(Dataset rows)
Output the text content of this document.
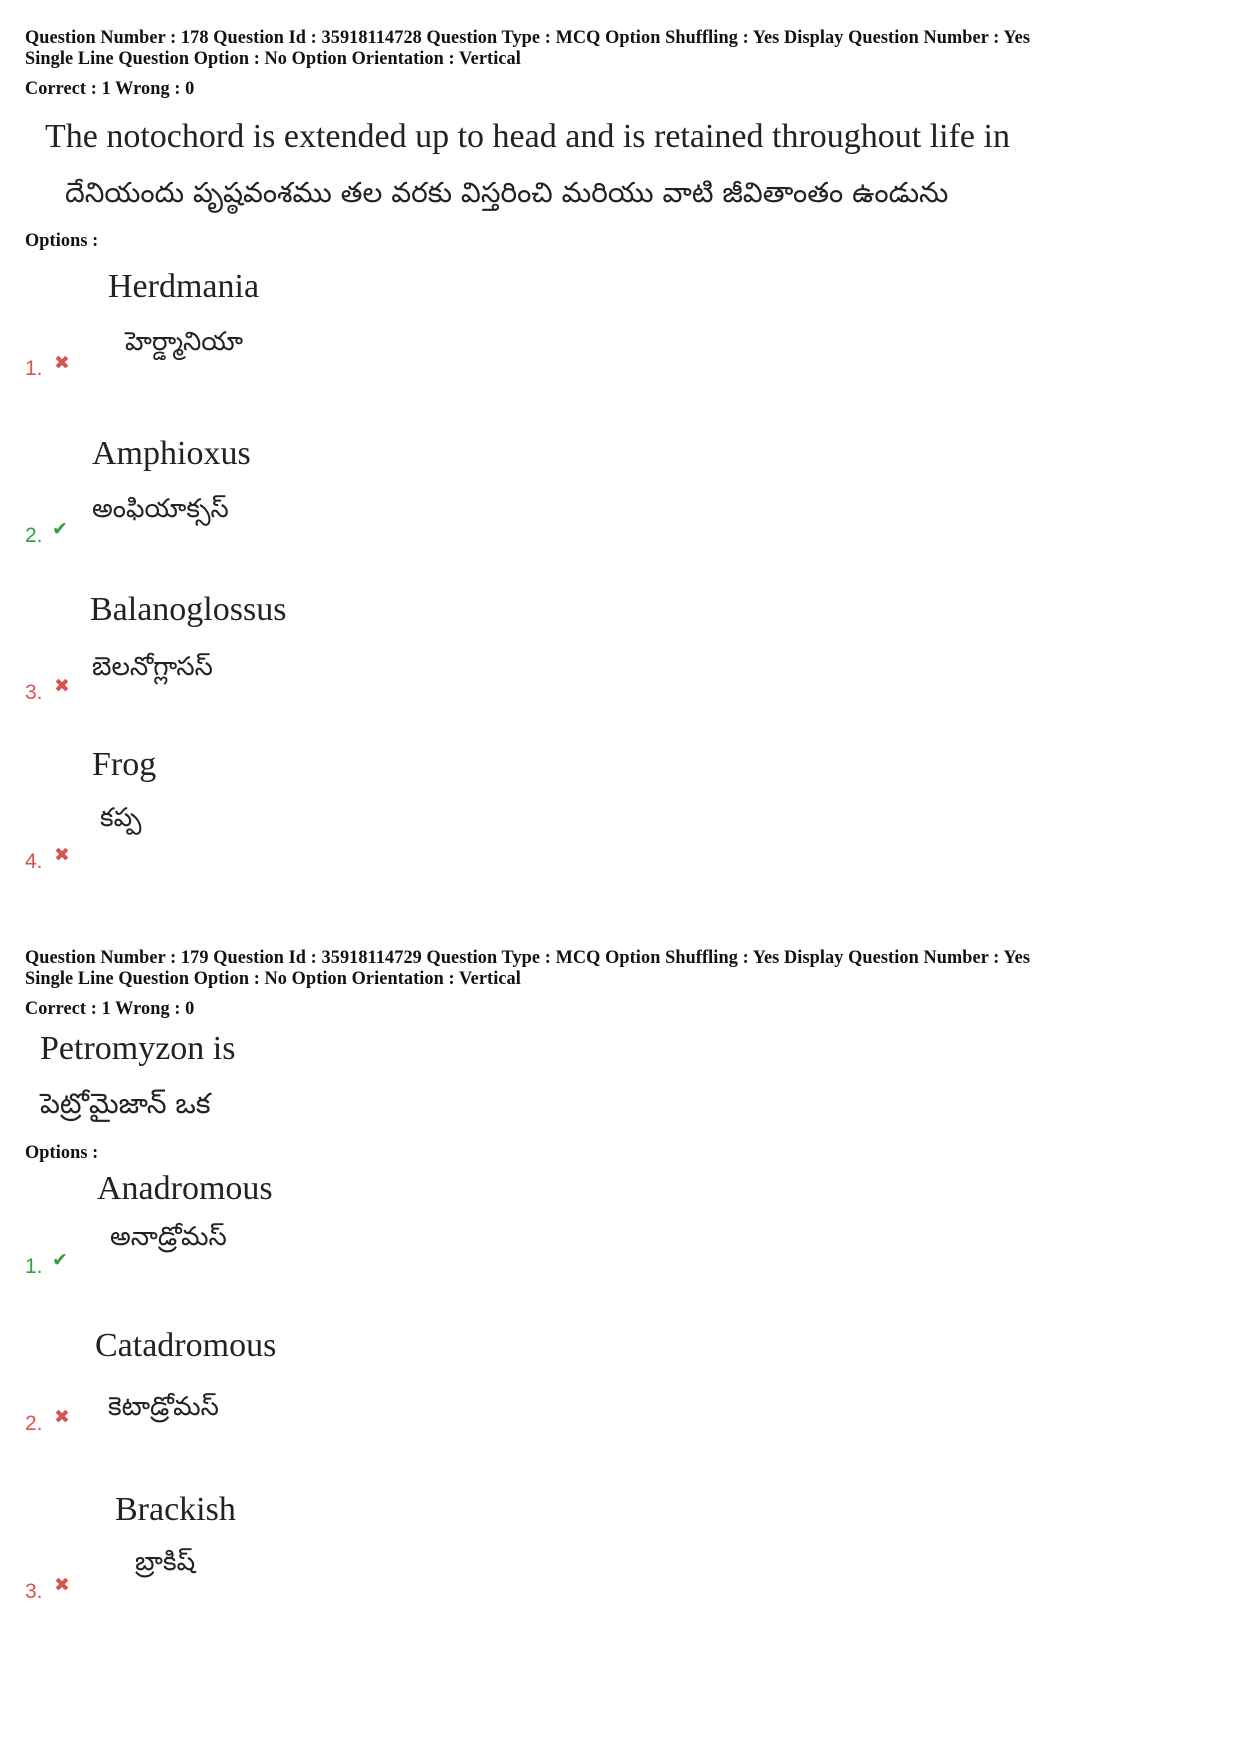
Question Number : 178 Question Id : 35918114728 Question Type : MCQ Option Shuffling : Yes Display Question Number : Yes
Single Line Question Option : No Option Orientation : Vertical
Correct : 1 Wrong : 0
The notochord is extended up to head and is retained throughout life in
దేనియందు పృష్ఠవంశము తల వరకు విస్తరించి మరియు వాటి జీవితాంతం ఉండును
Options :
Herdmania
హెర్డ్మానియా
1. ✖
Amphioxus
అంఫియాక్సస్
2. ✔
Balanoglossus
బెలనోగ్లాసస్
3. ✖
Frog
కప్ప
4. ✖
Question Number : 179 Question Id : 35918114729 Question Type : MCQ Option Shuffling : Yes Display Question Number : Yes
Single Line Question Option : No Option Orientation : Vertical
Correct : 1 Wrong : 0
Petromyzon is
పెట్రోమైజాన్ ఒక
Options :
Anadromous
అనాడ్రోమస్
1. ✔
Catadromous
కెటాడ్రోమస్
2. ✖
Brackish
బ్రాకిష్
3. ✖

--

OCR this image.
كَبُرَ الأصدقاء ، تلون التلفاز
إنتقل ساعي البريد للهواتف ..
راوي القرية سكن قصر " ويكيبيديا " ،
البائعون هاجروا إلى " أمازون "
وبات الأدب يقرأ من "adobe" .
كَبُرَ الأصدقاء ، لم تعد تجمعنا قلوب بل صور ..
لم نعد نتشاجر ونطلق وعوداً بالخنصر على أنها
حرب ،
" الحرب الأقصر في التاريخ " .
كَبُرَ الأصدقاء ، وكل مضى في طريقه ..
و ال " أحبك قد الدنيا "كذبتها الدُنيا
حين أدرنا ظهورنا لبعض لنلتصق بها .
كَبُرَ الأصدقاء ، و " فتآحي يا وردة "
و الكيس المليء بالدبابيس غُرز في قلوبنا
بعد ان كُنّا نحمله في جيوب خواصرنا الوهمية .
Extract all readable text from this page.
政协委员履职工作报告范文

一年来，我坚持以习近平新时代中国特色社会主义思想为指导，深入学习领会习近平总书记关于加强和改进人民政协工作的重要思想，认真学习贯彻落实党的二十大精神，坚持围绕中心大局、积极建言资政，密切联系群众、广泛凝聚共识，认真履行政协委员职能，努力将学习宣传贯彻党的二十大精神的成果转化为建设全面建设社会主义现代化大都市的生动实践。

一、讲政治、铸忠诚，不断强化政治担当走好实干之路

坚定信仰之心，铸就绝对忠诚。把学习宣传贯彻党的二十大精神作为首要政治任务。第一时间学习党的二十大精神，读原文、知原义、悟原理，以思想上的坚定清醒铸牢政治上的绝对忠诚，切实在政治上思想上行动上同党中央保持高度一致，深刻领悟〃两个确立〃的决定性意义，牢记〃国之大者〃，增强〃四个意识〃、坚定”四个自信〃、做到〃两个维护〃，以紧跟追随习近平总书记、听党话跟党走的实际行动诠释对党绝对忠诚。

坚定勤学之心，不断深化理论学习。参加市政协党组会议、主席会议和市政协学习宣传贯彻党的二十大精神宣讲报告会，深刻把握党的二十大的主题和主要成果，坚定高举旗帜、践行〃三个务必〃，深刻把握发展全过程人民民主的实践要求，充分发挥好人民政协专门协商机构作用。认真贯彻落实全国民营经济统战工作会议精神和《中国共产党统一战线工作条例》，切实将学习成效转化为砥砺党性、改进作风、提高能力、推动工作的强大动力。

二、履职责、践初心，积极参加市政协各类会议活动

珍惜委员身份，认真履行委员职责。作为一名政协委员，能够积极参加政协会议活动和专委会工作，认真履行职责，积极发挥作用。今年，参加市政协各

--

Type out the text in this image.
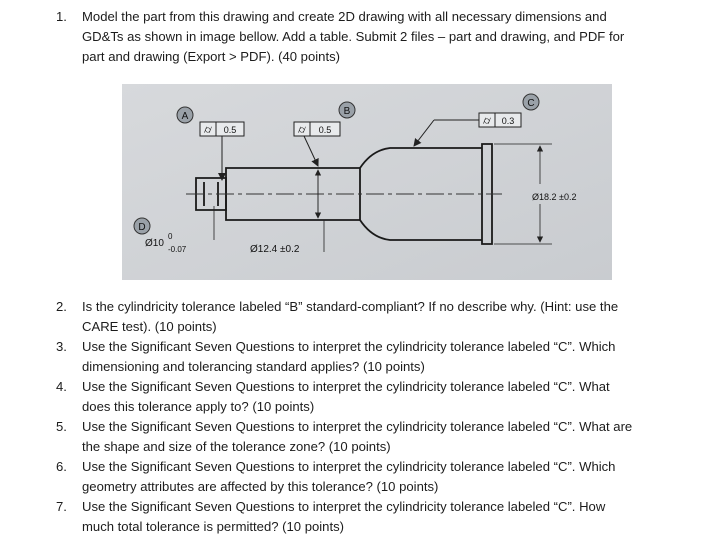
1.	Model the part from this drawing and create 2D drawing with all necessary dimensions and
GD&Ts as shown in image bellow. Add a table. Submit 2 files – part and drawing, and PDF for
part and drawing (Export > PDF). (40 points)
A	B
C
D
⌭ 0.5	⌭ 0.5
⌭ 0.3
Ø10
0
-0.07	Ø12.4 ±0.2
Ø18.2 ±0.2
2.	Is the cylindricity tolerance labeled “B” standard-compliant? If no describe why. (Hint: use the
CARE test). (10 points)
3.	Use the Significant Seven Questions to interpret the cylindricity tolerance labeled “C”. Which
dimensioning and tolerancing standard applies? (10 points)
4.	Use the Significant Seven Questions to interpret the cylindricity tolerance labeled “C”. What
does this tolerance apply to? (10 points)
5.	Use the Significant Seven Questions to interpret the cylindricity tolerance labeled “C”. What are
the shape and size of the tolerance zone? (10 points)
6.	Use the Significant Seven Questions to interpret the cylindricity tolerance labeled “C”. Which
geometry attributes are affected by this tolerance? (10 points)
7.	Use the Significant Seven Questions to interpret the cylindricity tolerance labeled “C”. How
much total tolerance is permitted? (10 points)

• [Exercise prompt]: Copy each line of the data that contains the word "Questions".

• [Result of the exercise]:
3.	Use the Significant Seven Questions to interpret the cylindricity tolerance labeled “C”. Which
4.	Use the Significant Seven Questions to interpret the cylindricity tolerance labeled “C”. What
5.	Use the Significant Seven Questions to interpret the cylindricity tolerance labeled “C”. What are
6.	Use the Significant Seven Questions to interpret the cylindricity tolerance labeled “C”. Which
7.	Use the Significant Seven Questions to interpret the cylindricity tolerance labeled “C”. How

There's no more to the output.